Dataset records

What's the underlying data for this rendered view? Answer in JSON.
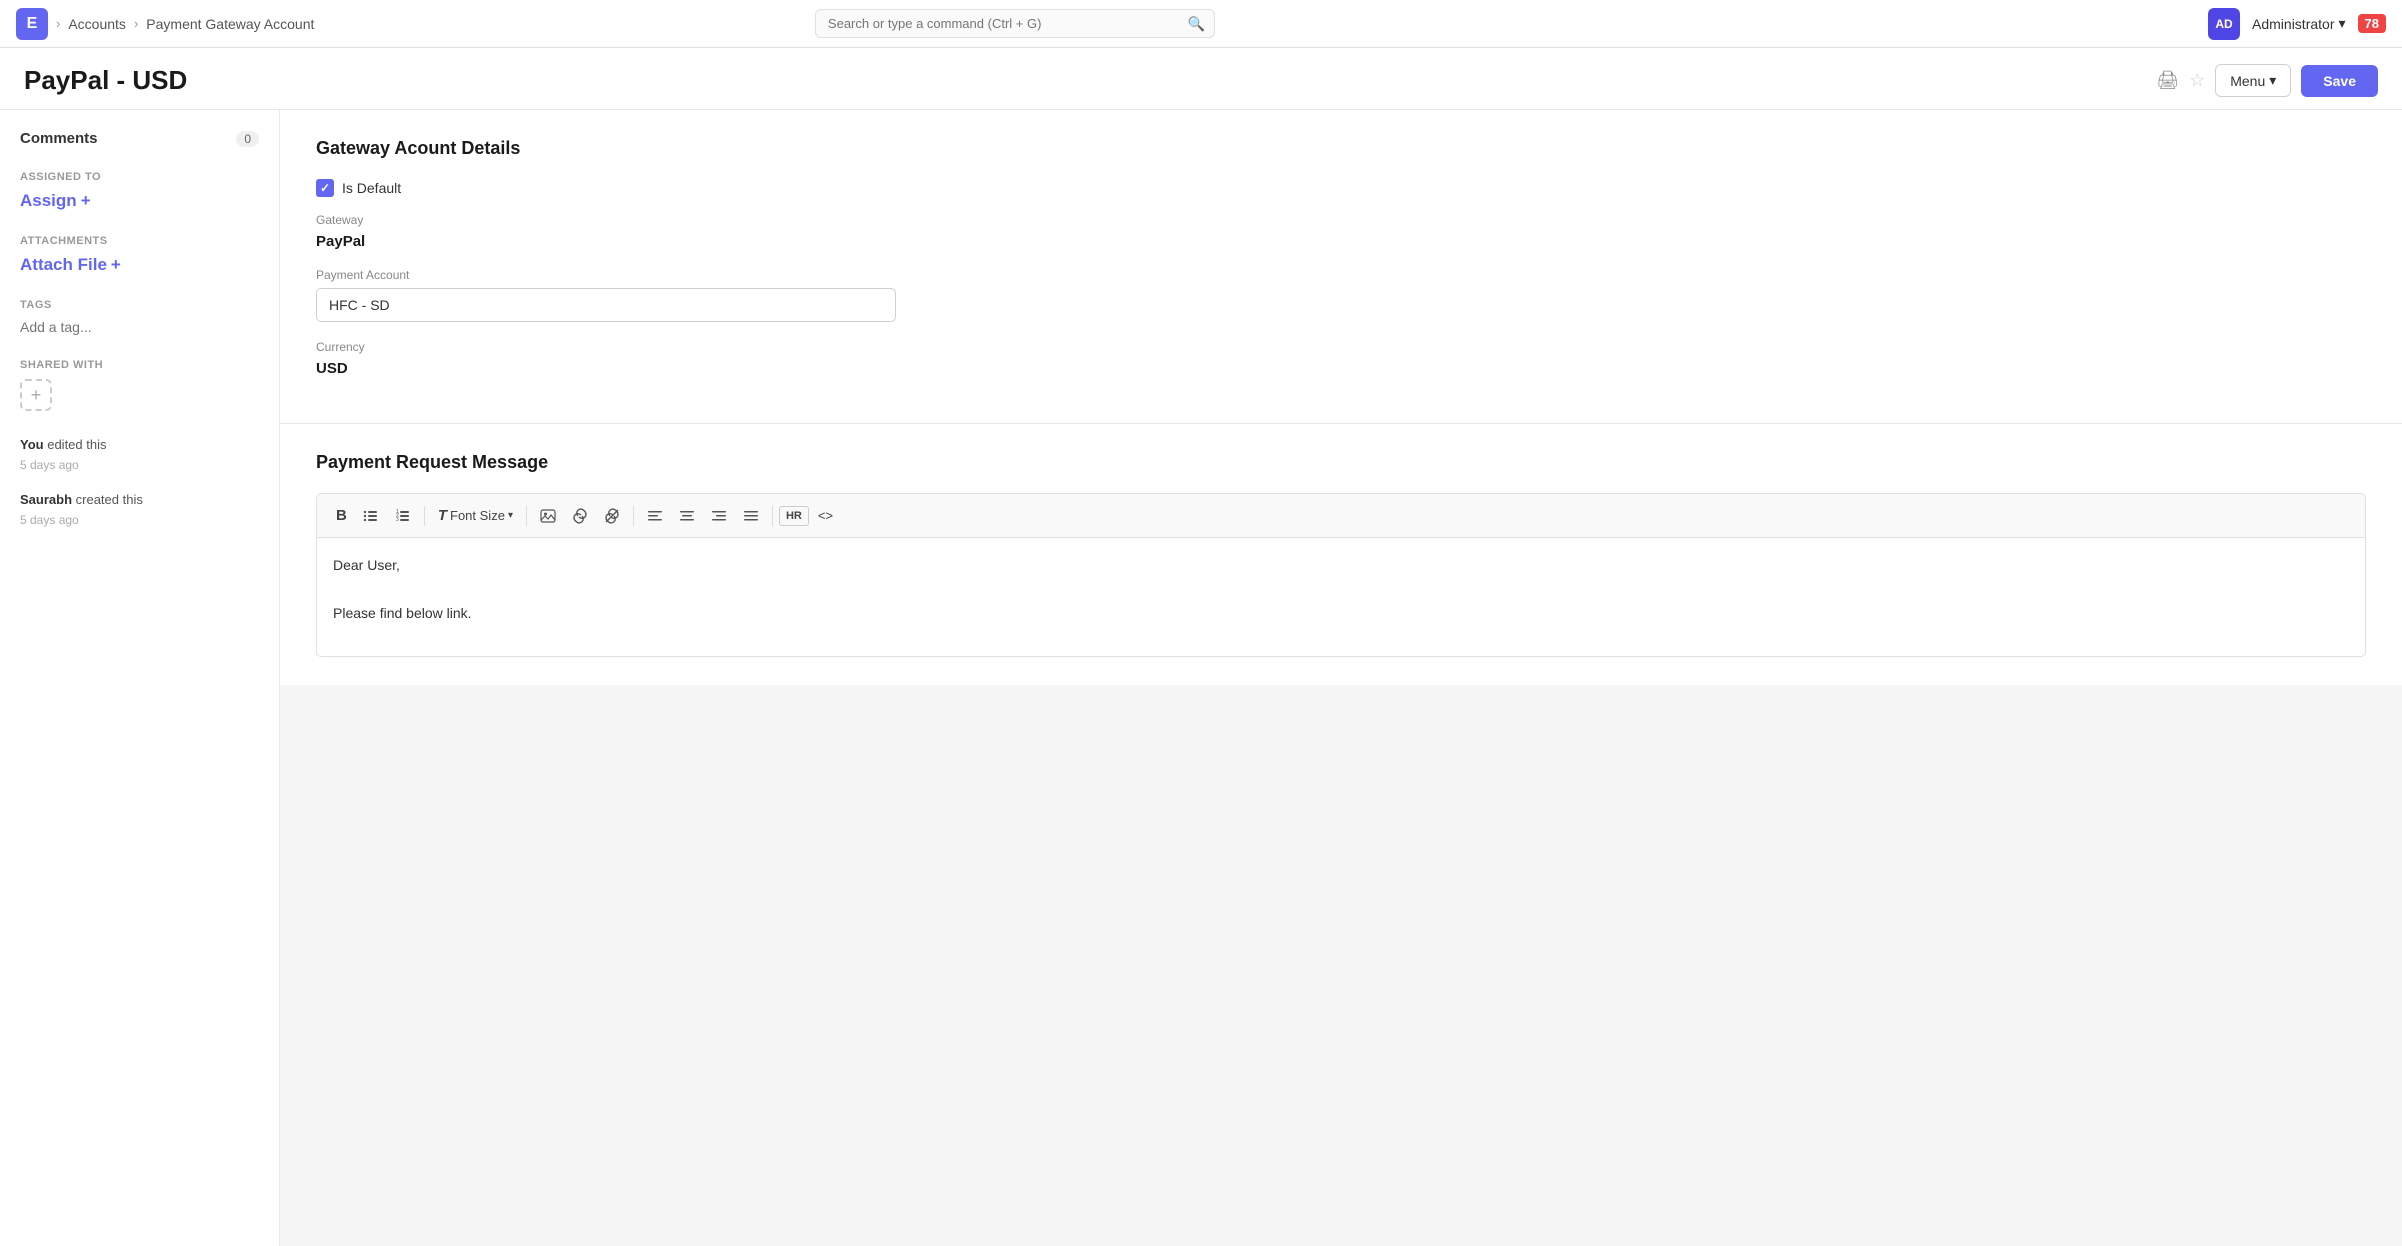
{
  "app": {
    "logo_letter": "E",
    "breadcrumbs": [
      "Accounts",
      "Payment Gateway Account"
    ],
    "search_placeholder": "Search or type a command (Ctrl + G)"
  },
  "topbar": {
    "user_name": "Administrator",
    "notification_count": "78",
    "avatar_initials": "AD"
  },
  "page": {
    "title": "PayPal - USD",
    "print_label": "🖨",
    "star_label": "☆",
    "menu_label": "Menu",
    "save_label": "Save"
  },
  "sidebar": {
    "comments_label": "Comments",
    "comments_count": "0",
    "assigned_to_label": "ASSIGNED TO",
    "assign_label": "Assign",
    "assign_icon": "+",
    "attachments_label": "ATTACHMENTS",
    "attach_file_label": "Attach File",
    "attach_icon": "+",
    "tags_label": "TAGS",
    "tag_placeholder": "Add a tag...",
    "shared_with_label": "SHARED WITH",
    "shared_add_icon": "+",
    "activity": [
      {
        "actor": "You",
        "action": "edited this",
        "time": "5 days ago"
      },
      {
        "actor": "Saurabh",
        "action": "created this",
        "time": "5 days ago"
      }
    ]
  },
  "gateway_section": {
    "title": "Gateway Acount Details",
    "is_default_label": "Is Default",
    "is_default_checked": true,
    "gateway_label": "Gateway",
    "gateway_value": "PayPal",
    "payment_account_label": "Payment Account",
    "payment_account_value": "HFC - SD",
    "currency_label": "Currency",
    "currency_value": "USD"
  },
  "payment_request_section": {
    "title": "Payment Request Message",
    "toolbar_buttons": [
      {
        "id": "bold",
        "icon": "B",
        "title": "Bold"
      },
      {
        "id": "ul",
        "icon": "≡",
        "title": "Unordered List"
      },
      {
        "id": "ol",
        "icon": "≣",
        "title": "Ordered List"
      },
      {
        "id": "font-size",
        "icon": "T Font Size",
        "title": "Font Size",
        "has_dropdown": true
      },
      {
        "id": "image",
        "icon": "🖼",
        "title": "Insert Image"
      },
      {
        "id": "link",
        "icon": "🔗",
        "title": "Insert Link"
      },
      {
        "id": "unlink",
        "icon": "⛓",
        "title": "Unlink"
      },
      {
        "id": "align-left",
        "icon": "≡",
        "title": "Align Left"
      },
      {
        "id": "align-center",
        "icon": "≡",
        "title": "Align Center"
      },
      {
        "id": "align-right",
        "icon": "≡",
        "title": "Align Right"
      },
      {
        "id": "align-justify",
        "icon": "≡",
        "title": "Justify"
      },
      {
        "id": "hr",
        "icon": "HR",
        "title": "Horizontal Rule"
      },
      {
        "id": "code",
        "icon": "<>",
        "title": "Code"
      }
    ],
    "content_line1": "Dear User,",
    "content_line2": "Please find below link."
  }
}
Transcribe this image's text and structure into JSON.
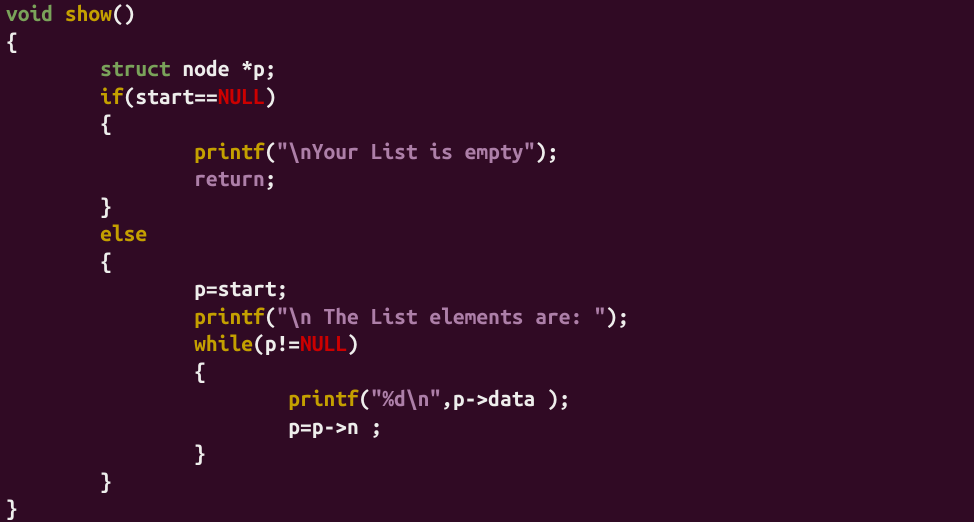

Your instructions
Pictures in the records above are not copied; print everything else exactly.

Full response
What's the underlying data for this rendered view? Answer in JSON.
{
  "app": {
    "logo_letter": "E",
    "breadcrumbs": [
      "Accounts",
      "Payment Gateway Account"
    ],
    "search_placeholder": "Search or type a command (Ctrl + G)"
  },
  "topbar": {
    "user_name": "Administrator",
    "notification_count": "78",
    "avatar_initials": "AD"
  },
  "page": {
    "title": "PayPal - USD",
    "print_label": "🖨",
    "star_label": "☆",
    "menu_label": "Menu",
    "save_label": "Save"
  },
  "sidebar": {
    "comments_label": "Comments",
    "comments_count": "0",
    "assigned_to_label": "ASSIGNED TO",
    "assign_label": "Assign",
    "assign_icon": "+",
    "attachments_label": "ATTACHMENTS",
    "attach_file_label": "Attach File",
    "attach_icon": "+",
    "tags_label": "TAGS",
    "tag_placeholder": "Add a tag...",
    "shared_with_label": "SHARED WITH",
    "shared_add_icon": "+",
    "activity": [
      {
        "actor": "You",
        "action": "edited this",
        "time": "5 days ago"
      },
      {
        "actor": "Saurabh",
        "action": "created this",
        "time": "5 days ago"
      }
    ]
  },
  "gateway_section": {
    "title": "Gateway Acount Details",
    "is_default_label": "Is Default",
    "is_default_checked": true,
    "gateway_label": "Gateway",
    "gateway_value": "PayPal",
    "payment_account_label": "Payment Account",
    "payment_account_value": "HFC - SD",
    "currency_label": "Currency",
    "currency_value": "USD"
  },
  "payment_request_section": {
    "title": "Payment Request Message",
    "toolbar_buttons": [
      {
        "id": "bold",
        "icon": "B",
        "title": "Bold"
      },
      {
        "id": "ul",
        "icon": "≡",
        "title": "Unordered List"
      },
      {
        "id": "ol",
        "icon": "≣",
        "title": "Ordered List"
      },
      {
        "id": "font-size",
        "icon": "T Font Size",
        "title": "Font Size",
        "has_dropdown": true
      },
      {
        "id": "image",
        "icon": "🖼",
        "title": "Insert Image"
      },
      {
        "id": "link",
        "icon": "🔗",
        "title": "Insert Link"
      },
      {
        "id": "unlink",
        "icon": "⛓",
        "title": "Unlink"
      },
      {
        "id": "align-left",
        "icon": "≡",
        "title": "Align Left"
      },
      {
        "id": "align-center",
        "icon": "≡",
        "title": "Align Center"
      },
      {
        "id": "align-right",
        "icon": "≡",
        "title": "Align Right"
      },
      {
        "id": "align-justify",
        "icon": "≡",
        "title": "Justify"
      },
      {
        "id": "hr",
        "icon": "HR",
        "title": "Horizontal Rule"
      },
      {
        "id": "code",
        "icon": "<>",
        "title": "Code"
      }
    ],
    "content_line1": "Dear User,",
    "content_line2": "Please find below link."
  }
}
Transcribe this image's text and structure into JSON.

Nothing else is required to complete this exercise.